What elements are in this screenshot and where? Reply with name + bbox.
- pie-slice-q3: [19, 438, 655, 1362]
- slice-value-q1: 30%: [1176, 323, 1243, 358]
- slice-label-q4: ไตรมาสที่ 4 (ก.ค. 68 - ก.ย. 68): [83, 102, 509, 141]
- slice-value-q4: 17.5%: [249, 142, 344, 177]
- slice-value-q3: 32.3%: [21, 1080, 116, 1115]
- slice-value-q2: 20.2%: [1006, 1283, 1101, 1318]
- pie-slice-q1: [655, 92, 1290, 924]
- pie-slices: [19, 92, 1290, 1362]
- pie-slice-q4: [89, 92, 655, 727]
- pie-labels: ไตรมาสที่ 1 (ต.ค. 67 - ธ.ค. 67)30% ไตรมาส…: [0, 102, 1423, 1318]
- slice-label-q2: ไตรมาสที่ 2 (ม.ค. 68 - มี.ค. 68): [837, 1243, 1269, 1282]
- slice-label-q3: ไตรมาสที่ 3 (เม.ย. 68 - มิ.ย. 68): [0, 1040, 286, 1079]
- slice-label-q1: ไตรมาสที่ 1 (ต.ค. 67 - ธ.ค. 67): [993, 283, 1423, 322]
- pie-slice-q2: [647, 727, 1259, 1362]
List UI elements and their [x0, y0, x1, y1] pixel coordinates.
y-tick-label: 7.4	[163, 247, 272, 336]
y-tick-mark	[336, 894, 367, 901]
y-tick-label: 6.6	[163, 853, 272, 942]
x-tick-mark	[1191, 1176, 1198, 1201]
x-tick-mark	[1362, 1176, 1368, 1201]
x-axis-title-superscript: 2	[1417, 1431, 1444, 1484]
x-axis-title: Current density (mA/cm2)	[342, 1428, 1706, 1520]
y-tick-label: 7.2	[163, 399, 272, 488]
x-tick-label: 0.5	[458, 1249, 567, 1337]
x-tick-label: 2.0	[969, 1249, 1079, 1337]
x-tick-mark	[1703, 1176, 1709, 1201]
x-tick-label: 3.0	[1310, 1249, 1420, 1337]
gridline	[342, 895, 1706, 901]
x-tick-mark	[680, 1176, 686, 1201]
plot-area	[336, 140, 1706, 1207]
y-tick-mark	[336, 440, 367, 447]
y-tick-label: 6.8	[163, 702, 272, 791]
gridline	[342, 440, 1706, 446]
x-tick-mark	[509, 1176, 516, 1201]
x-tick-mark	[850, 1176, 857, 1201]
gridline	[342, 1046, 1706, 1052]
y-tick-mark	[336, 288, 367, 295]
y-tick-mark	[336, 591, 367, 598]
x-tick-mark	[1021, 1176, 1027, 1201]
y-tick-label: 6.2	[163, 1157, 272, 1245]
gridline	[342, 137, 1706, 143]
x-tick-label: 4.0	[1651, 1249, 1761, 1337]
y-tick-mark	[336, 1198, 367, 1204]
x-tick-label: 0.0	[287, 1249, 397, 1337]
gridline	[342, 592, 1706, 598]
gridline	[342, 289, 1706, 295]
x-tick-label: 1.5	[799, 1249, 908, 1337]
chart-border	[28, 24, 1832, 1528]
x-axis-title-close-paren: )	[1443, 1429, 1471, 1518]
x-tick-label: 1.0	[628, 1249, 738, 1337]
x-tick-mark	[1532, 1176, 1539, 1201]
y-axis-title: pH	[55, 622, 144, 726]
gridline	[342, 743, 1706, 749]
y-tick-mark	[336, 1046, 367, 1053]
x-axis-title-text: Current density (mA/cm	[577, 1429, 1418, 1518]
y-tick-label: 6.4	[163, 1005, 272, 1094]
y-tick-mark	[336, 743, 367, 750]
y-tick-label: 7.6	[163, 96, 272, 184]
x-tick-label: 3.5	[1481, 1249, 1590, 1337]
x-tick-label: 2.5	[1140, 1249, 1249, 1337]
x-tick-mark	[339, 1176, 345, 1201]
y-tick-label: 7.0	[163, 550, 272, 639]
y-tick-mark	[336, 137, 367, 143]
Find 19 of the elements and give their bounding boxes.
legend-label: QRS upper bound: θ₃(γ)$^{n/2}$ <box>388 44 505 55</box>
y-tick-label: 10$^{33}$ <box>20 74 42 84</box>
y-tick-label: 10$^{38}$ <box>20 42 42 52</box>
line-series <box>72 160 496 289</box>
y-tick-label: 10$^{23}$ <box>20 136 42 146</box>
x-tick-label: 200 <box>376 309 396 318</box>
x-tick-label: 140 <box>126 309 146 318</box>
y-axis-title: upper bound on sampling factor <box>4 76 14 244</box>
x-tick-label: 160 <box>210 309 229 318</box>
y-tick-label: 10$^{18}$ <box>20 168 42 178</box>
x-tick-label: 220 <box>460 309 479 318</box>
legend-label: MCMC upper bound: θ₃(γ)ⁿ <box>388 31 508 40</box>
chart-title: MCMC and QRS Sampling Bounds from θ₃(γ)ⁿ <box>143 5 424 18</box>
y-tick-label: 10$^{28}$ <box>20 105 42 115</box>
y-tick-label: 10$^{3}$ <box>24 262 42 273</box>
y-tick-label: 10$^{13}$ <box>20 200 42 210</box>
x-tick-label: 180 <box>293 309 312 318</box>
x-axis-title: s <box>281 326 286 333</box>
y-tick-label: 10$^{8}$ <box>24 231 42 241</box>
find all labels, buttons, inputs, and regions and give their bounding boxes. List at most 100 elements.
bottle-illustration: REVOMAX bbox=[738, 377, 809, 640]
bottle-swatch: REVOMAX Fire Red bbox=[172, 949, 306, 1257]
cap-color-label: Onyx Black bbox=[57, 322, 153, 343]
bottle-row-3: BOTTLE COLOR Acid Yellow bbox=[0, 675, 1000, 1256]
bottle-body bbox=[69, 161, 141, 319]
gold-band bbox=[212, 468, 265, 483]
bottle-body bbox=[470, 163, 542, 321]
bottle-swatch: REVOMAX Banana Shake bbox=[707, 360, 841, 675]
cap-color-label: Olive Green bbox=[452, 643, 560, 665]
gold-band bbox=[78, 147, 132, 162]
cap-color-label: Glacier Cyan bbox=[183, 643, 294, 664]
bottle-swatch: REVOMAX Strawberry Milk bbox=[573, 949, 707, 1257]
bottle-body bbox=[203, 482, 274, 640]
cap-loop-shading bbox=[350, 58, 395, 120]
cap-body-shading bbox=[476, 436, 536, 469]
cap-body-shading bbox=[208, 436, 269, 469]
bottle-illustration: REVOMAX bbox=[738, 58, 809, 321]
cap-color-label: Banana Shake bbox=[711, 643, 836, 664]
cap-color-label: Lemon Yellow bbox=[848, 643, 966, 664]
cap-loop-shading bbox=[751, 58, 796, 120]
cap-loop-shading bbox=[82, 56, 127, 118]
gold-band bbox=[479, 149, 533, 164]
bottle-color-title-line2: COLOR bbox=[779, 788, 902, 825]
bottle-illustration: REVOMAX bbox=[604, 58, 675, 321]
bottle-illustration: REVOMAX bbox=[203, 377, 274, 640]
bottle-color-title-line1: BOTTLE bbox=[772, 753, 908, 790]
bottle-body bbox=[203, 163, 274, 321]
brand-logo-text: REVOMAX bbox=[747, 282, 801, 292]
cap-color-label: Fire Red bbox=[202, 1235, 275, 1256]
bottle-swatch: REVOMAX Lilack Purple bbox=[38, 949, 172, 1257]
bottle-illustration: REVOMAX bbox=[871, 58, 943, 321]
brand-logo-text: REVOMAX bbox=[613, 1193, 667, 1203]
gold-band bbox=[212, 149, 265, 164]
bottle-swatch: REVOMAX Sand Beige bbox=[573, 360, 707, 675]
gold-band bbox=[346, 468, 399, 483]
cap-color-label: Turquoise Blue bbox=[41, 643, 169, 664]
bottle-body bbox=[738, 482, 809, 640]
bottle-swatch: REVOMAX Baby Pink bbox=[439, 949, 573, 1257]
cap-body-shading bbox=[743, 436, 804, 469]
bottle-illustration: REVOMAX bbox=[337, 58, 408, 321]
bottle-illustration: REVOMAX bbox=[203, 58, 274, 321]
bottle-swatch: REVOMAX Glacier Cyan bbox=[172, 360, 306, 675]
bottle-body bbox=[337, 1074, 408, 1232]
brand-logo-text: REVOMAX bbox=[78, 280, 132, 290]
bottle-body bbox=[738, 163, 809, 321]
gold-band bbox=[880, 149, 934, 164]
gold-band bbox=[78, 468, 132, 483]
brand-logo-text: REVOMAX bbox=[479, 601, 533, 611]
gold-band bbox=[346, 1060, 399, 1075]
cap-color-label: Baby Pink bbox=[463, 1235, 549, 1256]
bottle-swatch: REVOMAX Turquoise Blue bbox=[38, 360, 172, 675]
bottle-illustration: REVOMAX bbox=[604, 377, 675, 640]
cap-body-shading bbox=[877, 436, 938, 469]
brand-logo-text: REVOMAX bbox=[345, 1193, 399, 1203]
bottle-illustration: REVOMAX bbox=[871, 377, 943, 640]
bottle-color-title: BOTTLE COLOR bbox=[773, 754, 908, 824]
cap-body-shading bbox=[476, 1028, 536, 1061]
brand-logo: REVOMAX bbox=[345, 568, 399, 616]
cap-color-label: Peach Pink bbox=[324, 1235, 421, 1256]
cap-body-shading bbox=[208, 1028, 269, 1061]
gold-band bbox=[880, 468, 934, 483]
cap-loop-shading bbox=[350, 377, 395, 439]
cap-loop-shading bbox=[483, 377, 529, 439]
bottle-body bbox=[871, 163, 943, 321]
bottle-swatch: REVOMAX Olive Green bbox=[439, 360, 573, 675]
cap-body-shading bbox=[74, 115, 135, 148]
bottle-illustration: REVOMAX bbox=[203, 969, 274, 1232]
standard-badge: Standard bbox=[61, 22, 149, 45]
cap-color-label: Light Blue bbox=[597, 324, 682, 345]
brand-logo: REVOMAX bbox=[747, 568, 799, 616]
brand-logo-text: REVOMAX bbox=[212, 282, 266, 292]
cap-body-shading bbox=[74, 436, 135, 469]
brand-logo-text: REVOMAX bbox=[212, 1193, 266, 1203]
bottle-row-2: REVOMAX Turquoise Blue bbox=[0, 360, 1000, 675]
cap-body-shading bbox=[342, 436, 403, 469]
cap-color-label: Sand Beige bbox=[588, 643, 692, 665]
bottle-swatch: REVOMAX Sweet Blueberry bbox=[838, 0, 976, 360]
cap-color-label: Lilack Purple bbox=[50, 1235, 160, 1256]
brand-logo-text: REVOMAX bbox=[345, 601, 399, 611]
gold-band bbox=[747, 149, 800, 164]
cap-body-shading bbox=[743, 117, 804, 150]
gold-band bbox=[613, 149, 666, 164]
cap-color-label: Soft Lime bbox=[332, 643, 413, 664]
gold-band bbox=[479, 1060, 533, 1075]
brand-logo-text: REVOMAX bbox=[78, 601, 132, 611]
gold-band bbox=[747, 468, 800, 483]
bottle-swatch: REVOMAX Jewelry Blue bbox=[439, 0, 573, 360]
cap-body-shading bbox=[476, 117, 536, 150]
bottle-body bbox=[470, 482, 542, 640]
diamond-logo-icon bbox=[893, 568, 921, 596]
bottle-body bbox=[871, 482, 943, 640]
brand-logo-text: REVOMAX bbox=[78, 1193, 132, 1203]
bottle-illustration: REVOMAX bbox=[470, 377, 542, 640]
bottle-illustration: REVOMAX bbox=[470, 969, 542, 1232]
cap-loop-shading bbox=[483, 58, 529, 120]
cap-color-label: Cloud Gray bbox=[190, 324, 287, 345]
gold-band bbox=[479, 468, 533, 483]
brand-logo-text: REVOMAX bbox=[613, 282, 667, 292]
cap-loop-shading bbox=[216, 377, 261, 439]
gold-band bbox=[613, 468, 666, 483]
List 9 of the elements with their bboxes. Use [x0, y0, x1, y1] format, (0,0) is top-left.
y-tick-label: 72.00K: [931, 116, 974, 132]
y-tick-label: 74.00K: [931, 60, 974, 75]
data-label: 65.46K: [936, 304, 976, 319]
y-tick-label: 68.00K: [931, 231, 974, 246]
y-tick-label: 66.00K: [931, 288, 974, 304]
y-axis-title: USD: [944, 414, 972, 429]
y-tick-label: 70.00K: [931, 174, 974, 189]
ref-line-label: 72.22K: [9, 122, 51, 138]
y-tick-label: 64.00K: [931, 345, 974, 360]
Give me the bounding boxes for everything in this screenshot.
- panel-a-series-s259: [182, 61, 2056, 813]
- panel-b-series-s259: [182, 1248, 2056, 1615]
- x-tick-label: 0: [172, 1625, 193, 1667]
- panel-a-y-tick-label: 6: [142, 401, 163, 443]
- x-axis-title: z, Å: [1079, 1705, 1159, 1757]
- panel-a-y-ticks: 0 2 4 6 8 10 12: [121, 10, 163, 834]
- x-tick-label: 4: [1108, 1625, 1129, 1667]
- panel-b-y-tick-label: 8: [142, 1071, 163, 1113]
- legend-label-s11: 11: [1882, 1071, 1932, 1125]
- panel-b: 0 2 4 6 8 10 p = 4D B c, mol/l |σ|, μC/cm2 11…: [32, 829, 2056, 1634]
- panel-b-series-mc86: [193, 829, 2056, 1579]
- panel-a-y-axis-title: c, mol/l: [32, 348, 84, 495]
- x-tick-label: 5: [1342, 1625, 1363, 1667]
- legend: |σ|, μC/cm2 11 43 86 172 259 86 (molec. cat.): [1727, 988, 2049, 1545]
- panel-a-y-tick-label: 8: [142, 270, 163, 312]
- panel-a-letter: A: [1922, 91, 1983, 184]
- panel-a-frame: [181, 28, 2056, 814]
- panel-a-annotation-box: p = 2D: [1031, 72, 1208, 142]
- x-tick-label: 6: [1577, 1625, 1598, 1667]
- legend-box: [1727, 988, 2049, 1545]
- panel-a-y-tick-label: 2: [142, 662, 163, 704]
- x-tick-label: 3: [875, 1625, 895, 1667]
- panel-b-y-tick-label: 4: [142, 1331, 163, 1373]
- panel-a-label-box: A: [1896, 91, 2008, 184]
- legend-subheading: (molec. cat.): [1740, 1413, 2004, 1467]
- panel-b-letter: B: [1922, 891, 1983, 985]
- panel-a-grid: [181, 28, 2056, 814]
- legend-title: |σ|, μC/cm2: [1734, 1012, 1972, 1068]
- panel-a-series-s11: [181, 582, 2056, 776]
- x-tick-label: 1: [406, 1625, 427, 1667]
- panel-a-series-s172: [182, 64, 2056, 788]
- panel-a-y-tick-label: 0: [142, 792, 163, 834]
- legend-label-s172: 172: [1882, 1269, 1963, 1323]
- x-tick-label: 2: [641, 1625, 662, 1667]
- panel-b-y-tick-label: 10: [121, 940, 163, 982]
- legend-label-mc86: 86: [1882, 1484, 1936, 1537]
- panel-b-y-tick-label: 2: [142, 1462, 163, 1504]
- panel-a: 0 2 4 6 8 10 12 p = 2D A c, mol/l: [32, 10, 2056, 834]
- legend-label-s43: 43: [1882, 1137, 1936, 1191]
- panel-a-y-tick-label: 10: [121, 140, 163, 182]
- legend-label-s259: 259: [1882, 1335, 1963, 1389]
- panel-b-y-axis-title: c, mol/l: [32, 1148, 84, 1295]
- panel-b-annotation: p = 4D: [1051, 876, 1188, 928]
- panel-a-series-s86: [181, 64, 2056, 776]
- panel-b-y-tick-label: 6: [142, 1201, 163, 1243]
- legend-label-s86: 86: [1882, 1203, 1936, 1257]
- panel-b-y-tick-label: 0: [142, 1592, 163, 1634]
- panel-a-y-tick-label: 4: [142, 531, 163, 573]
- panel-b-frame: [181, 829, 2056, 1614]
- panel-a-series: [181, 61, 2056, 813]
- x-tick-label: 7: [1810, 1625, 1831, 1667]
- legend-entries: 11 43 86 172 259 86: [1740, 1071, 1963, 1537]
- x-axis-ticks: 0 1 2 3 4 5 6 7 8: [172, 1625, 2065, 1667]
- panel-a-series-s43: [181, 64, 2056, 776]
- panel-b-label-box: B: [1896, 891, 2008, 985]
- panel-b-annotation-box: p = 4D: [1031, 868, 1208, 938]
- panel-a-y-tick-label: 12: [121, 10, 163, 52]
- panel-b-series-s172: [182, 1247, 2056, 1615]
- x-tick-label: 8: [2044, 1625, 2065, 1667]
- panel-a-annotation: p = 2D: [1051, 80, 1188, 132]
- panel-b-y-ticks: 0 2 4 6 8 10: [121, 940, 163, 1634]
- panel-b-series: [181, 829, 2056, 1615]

----------------------------------------

WRITTEN PROBLEM: Return the lines starting at the start of the records and ending at the line that contains "- slice-label-q4: ไตรมาสที่", both included.

FULL ANSWER:
What elements are in this screenshot and where? Reply with name + bbox.
- pie-slice-q3: [19, 438, 655, 1362]
- slice-value-q1: 30%: [1176, 323, 1243, 358]
- slice-label-q4: ไตรมาสที่ 4 (ก.ค. 68 - ก.ย. 68): [83, 102, 509, 141]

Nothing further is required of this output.